→ LISTING:
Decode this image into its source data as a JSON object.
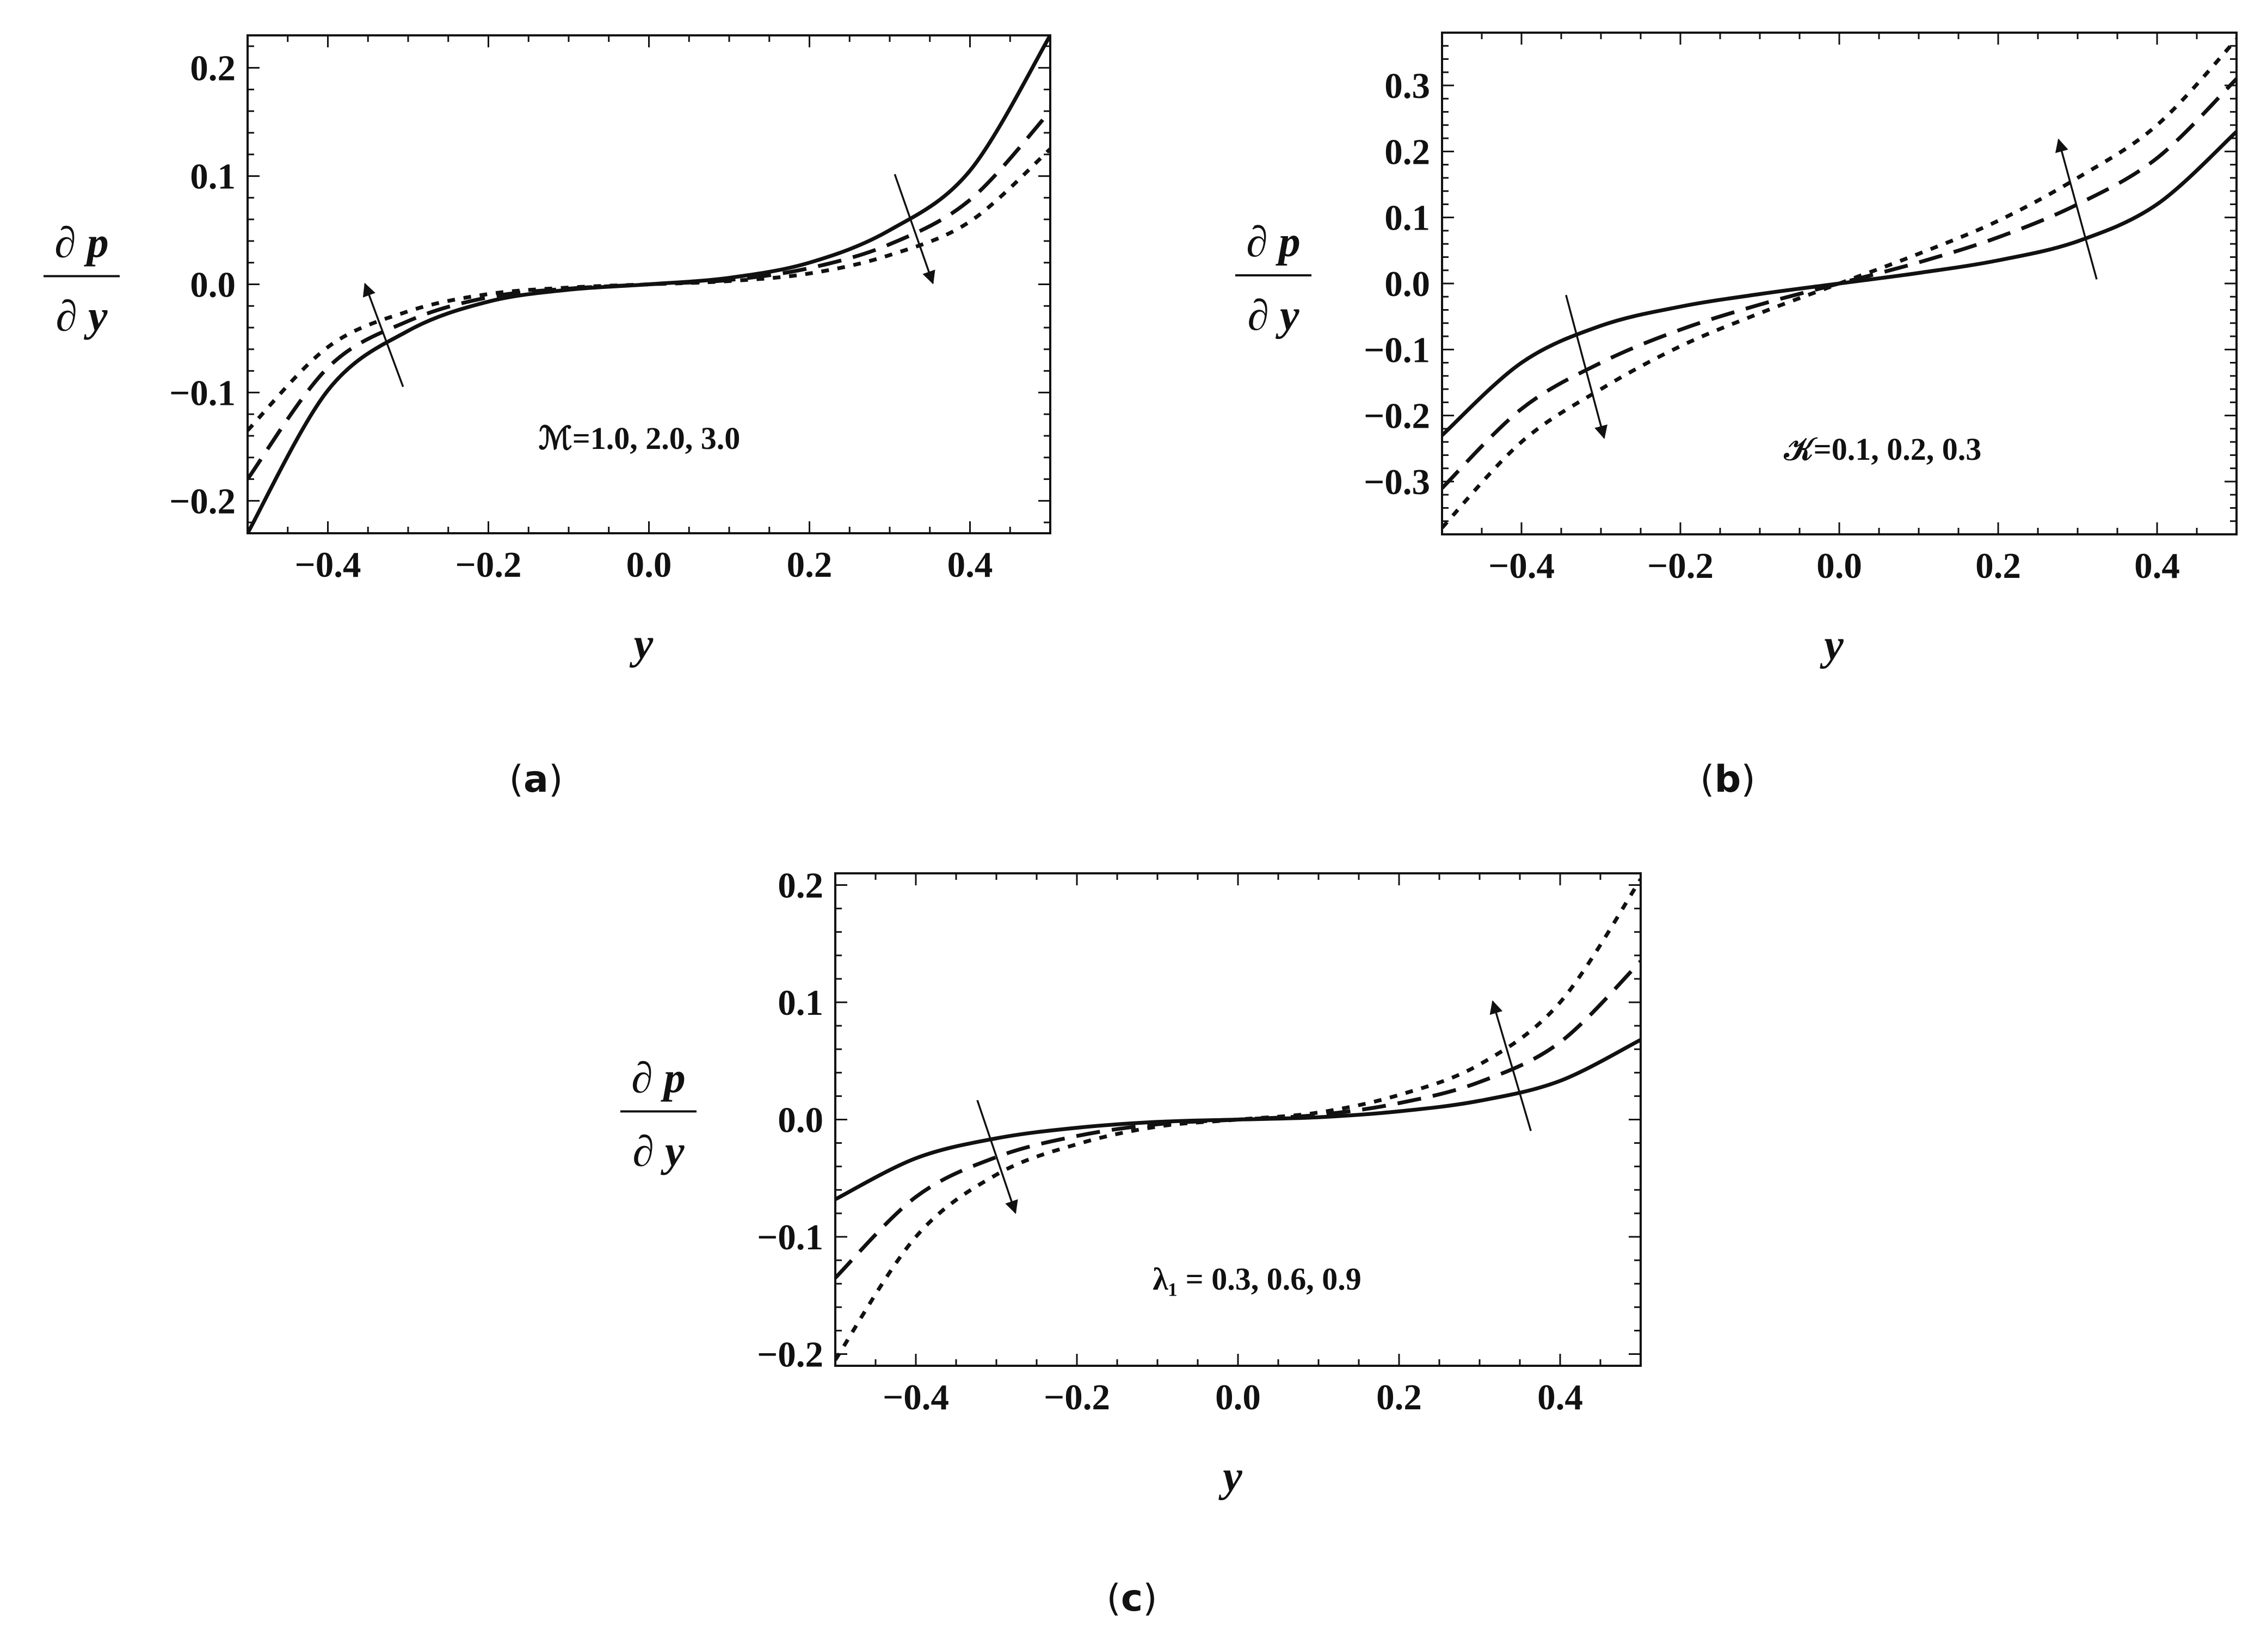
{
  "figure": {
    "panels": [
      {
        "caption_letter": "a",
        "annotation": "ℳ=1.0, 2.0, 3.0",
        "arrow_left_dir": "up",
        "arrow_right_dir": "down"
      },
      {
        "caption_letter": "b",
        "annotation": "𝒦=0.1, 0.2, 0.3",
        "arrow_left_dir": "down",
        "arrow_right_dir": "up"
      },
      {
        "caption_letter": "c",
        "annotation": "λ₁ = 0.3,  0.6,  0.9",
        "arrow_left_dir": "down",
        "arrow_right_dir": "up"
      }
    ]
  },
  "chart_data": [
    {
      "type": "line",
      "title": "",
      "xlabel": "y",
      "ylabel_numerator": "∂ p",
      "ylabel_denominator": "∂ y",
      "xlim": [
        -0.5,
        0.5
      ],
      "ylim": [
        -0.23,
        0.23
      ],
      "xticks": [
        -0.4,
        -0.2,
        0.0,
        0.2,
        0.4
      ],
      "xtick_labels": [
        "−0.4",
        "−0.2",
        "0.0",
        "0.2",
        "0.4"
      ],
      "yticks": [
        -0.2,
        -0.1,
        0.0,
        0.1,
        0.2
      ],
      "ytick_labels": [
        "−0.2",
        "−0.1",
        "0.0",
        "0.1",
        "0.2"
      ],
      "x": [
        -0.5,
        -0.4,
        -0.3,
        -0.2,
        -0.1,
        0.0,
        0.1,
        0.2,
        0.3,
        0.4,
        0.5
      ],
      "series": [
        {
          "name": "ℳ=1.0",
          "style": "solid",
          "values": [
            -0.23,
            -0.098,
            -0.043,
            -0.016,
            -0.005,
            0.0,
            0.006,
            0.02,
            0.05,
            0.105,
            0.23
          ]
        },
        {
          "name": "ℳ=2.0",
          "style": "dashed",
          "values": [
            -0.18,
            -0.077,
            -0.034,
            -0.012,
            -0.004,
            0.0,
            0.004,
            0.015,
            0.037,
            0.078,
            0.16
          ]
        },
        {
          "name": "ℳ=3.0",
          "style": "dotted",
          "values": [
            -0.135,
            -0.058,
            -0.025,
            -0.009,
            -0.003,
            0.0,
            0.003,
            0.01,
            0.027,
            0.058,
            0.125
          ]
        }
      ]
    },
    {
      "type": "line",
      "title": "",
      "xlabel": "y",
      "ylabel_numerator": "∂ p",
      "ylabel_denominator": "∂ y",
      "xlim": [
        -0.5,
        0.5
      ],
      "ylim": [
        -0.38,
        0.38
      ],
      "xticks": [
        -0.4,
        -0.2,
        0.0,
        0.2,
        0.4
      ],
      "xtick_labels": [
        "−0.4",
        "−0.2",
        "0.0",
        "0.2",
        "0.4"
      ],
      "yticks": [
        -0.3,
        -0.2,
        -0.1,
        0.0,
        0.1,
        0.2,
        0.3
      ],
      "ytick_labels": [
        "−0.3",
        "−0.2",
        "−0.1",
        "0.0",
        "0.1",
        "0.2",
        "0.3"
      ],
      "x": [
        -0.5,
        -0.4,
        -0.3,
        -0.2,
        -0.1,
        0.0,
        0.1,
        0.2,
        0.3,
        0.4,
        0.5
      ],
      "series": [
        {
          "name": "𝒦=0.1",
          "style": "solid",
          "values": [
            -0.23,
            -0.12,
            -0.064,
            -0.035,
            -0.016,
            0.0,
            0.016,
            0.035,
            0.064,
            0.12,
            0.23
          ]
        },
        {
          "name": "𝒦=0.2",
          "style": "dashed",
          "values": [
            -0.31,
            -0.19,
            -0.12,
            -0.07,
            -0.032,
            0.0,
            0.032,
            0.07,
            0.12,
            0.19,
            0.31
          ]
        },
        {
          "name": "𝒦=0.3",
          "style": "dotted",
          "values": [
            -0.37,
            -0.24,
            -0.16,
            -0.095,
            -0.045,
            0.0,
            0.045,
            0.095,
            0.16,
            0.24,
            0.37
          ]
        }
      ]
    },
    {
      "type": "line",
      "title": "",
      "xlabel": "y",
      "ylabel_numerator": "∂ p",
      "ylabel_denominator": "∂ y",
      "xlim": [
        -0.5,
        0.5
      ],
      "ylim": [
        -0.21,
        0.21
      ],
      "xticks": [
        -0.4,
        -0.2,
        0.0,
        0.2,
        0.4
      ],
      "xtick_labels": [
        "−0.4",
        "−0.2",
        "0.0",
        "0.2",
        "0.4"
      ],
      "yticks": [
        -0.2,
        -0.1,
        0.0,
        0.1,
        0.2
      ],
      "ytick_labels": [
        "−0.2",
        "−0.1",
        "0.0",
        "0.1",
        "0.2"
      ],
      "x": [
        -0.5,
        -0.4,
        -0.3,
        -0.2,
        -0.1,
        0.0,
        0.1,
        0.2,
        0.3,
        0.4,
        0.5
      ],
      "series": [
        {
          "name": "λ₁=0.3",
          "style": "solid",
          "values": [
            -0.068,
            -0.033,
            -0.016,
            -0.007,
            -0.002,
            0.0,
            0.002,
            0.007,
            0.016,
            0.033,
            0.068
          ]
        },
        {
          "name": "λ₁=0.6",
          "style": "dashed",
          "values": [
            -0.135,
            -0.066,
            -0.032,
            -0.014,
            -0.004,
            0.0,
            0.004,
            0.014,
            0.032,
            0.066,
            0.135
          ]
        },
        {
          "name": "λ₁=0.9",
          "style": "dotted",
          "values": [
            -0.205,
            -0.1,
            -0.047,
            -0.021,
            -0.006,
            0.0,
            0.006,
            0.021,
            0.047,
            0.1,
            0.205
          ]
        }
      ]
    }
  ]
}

→ EXERCISE AIM: Copy all the lines above that hold the string "annotation".

→ FULL RESPONSE:
        "annotation": "ℳ=1.0, 2.0, 3.0",
        "annotation": "𝒦=0.1, 0.2, 0.3",
        "annotation": "λ₁ = 0.3,  0.6,  0.9",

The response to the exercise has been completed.